> _Aim of the task_
The records below are to be copied word for word, with every picture left out.

> _Task material_
Begin

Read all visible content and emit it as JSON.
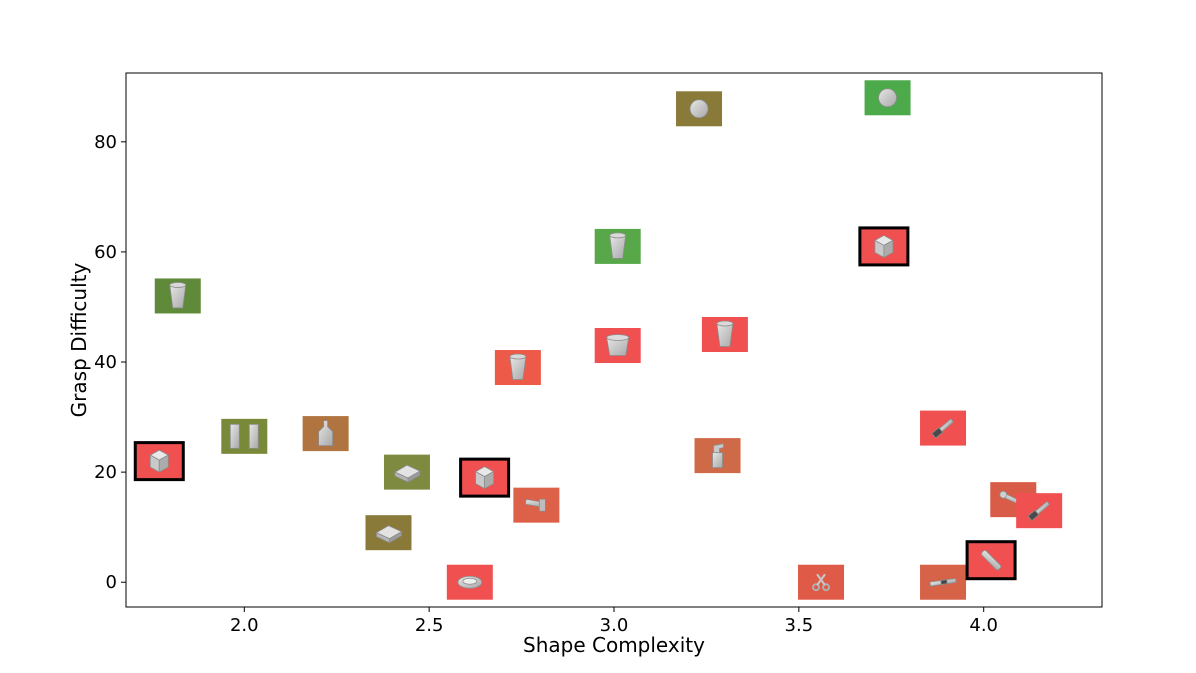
{
  "chart_data": {
    "type": "scatter",
    "title": "",
    "xlabel": "Shape Complexity",
    "ylabel": "Grasp Difficulty",
    "xlim": [
      1.68,
      4.32
    ],
    "ylim": [
      -4.5,
      92.5
    ],
    "xticks": [
      2.0,
      2.5,
      3.0,
      3.5,
      4.0
    ],
    "xtick_labels": [
      "2.0",
      "2.5",
      "3.0",
      "3.5",
      "4.0"
    ],
    "yticks": [
      0,
      20,
      40,
      60,
      80
    ],
    "ytick_labels": [
      "0",
      "20",
      "40",
      "60",
      "80"
    ],
    "grid": false,
    "legend": "none",
    "marker_note": "Each point is a thumbnail of an object; background color encodes outcome; black border marks highlighted objects.",
    "points": [
      {
        "x": 1.82,
        "y": 52.0,
        "color": "#5e8a3a",
        "object": "cup",
        "highlight": false
      },
      {
        "x": 1.77,
        "y": 22.0,
        "color": "#f05050",
        "object": "box",
        "highlight": true
      },
      {
        "x": 2.0,
        "y": 26.5,
        "color": "#788a3a",
        "object": "box-pair",
        "highlight": false
      },
      {
        "x": 2.22,
        "y": 27.0,
        "color": "#b07440",
        "object": "bottle",
        "highlight": false
      },
      {
        "x": 2.44,
        "y": 20.0,
        "color": "#7d8a40",
        "object": "tray",
        "highlight": false
      },
      {
        "x": 2.39,
        "y": 9.0,
        "color": "#8a7a3a",
        "object": "tray",
        "highlight": false
      },
      {
        "x": 2.65,
        "y": 19.0,
        "color": "#f05050",
        "object": "box",
        "highlight": true
      },
      {
        "x": 2.61,
        "y": 0.0,
        "color": "#f05050",
        "object": "plate",
        "highlight": false
      },
      {
        "x": 2.74,
        "y": 39.0,
        "color": "#ee5a48",
        "object": "cup",
        "highlight": false
      },
      {
        "x": 2.79,
        "y": 14.0,
        "color": "#dd6048",
        "object": "tool",
        "highlight": false
      },
      {
        "x": 3.01,
        "y": 61.0,
        "color": "#58a84a",
        "object": "cup",
        "highlight": false
      },
      {
        "x": 3.01,
        "y": 43.0,
        "color": "#f05050",
        "object": "bowl",
        "highlight": false
      },
      {
        "x": 3.23,
        "y": 86.0,
        "color": "#8a7a3a",
        "object": "ball",
        "highlight": false
      },
      {
        "x": 3.3,
        "y": 45.0,
        "color": "#f05050",
        "object": "cup",
        "highlight": false
      },
      {
        "x": 3.28,
        "y": 23.0,
        "color": "#cf6a48",
        "object": "spray-bottle",
        "highlight": false
      },
      {
        "x": 3.74,
        "y": 88.0,
        "color": "#4caa4a",
        "object": "ball",
        "highlight": false
      },
      {
        "x": 3.73,
        "y": 61.0,
        "color": "#f05050",
        "object": "box",
        "highlight": true
      },
      {
        "x": 3.89,
        "y": 28.0,
        "color": "#f05050",
        "object": "screwdriver",
        "highlight": false
      },
      {
        "x": 3.56,
        "y": 0.0,
        "color": "#e05a48",
        "object": "scissors",
        "highlight": false
      },
      {
        "x": 3.89,
        "y": 0.0,
        "color": "#d66248",
        "object": "knife",
        "highlight": false
      },
      {
        "x": 4.02,
        "y": 4.0,
        "color": "#f05050",
        "object": "marker",
        "highlight": true
      },
      {
        "x": 4.08,
        "y": 15.0,
        "color": "#d85c48",
        "object": "wrench",
        "highlight": false
      },
      {
        "x": 4.15,
        "y": 13.0,
        "color": "#f05050",
        "object": "screwdriver",
        "highlight": false
      }
    ]
  }
}
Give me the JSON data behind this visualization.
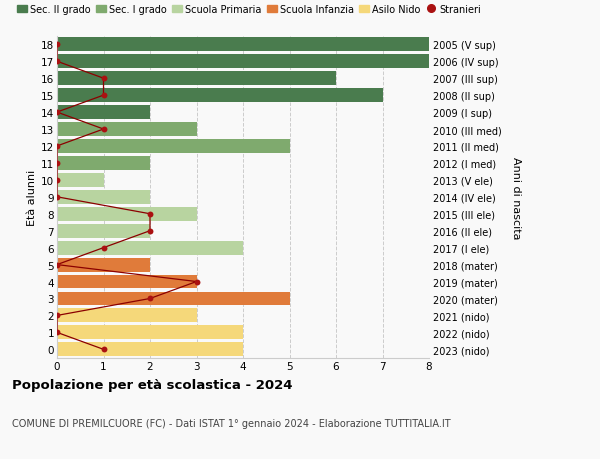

End

> _Result of this task_
Read all visible content and emit it as JSON.
{
  "chart_data": {
    "type": "scatter",
    "title": "",
    "xlabel": "Shape Complexity",
    "ylabel": "Grasp Difficulty",
    "xlim": [
      1.68,
      4.32
    ],
    "ylim": [
      -4.5,
      92.5
    ],
    "xticks": [
      2.0,
      2.5,
      3.0,
      3.5,
      4.0
    ],
    "xtick_labels": [
      "2.0",
      "2.5",
      "3.0",
      "3.5",
      "4.0"
    ],
    "yticks": [
      0,
      20,
      40,
      60,
      80
    ],
    "ytick_labels": [
      "0",
      "20",
      "40",
      "60",
      "80"
    ],
    "grid": false,
    "legend": "none",
    "marker_note": "Each point is a thumbnail of an object; background color encodes outcome; black border marks highlighted objects.",
    "points": [
      {
        "x": 1.82,
        "y": 52.0,
        "color": "#5e8a3a",
        "object": "cup",
        "highlight": false
      },
      {
        "x": 1.77,
        "y": 22.0,
        "color": "#f05050",
        "object": "box",
        "highlight": true
      },
      {
        "x": 2.0,
        "y": 26.5,
        "color": "#788a3a",
        "object": "box-pair",
        "highlight": false
      },
      {
        "x": 2.22,
        "y": 27.0,
        "color": "#b07440",
        "object": "bottle",
        "highlight": false
      },
      {
        "x": 2.44,
        "y": 20.0,
        "color": "#7d8a40",
        "object": "tray",
        "highlight": false
      },
      {
        "x": 2.39,
        "y": 9.0,
        "color": "#8a7a3a",
        "object": "tray",
        "highlight": false
      },
      {
        "x": 2.65,
        "y": 19.0,
        "color": "#f05050",
        "object": "box",
        "highlight": true
      },
      {
        "x": 2.61,
        "y": 0.0,
        "color": "#f05050",
        "object": "plate",
        "highlight": false
      },
      {
        "x": 2.74,
        "y": 39.0,
        "color": "#ee5a48",
        "object": "cup",
        "highlight": false
      },
      {
        "x": 2.79,
        "y": 14.0,
        "color": "#dd6048",
        "object": "tool",
        "highlight": false
      },
      {
        "x": 3.01,
        "y": 61.0,
        "color": "#58a84a",
        "object": "cup",
        "highlight": false
      },
      {
        "x": 3.01,
        "y": 43.0,
        "color": "#f05050",
        "object": "bowl",
        "highlight": false
      },
      {
        "x": 3.23,
        "y": 86.0,
        "color": "#8a7a3a",
        "object": "ball",
        "highlight": false
      },
      {
        "x": 3.3,
        "y": 45.0,
        "color": "#f05050",
        "object": "cup",
        "highlight": false
      },
      {
        "x": 3.28,
        "y": 23.0,
        "color": "#cf6a48",
        "object": "spray-bottle",
        "highlight": false
      },
      {
        "x": 3.74,
        "y": 88.0,
        "color": "#4caa4a",
        "object": "ball",
        "highlight": false
      },
      {
        "x": 3.73,
        "y": 61.0,
        "color": "#f05050",
        "object": "box",
        "highlight": true
      },
      {
        "x": 3.89,
        "y": 28.0,
        "color": "#f05050",
        "object": "screwdriver",
        "highlight": false
      },
      {
        "x": 3.56,
        "y": 0.0,
        "color": "#e05a48",
        "object": "scissors",
        "highlight": false
      },
      {
        "x": 3.89,
        "y": 0.0,
        "color": "#d66248",
        "object": "knife",
        "highlight": false
      },
      {
        "x": 4.02,
        "y": 4.0,
        "color": "#f05050",
        "object": "marker",
        "highlight": true
      },
      {
        "x": 4.08,
        "y": 15.0,
        "color": "#d85c48",
        "object": "wrench",
        "highlight": false
      },
      {
        "x": 4.15,
        "y": 13.0,
        "color": "#f05050",
        "object": "screwdriver",
        "highlight": false
      }
    ]
  }
}
Give me the JSON data behind this visualization.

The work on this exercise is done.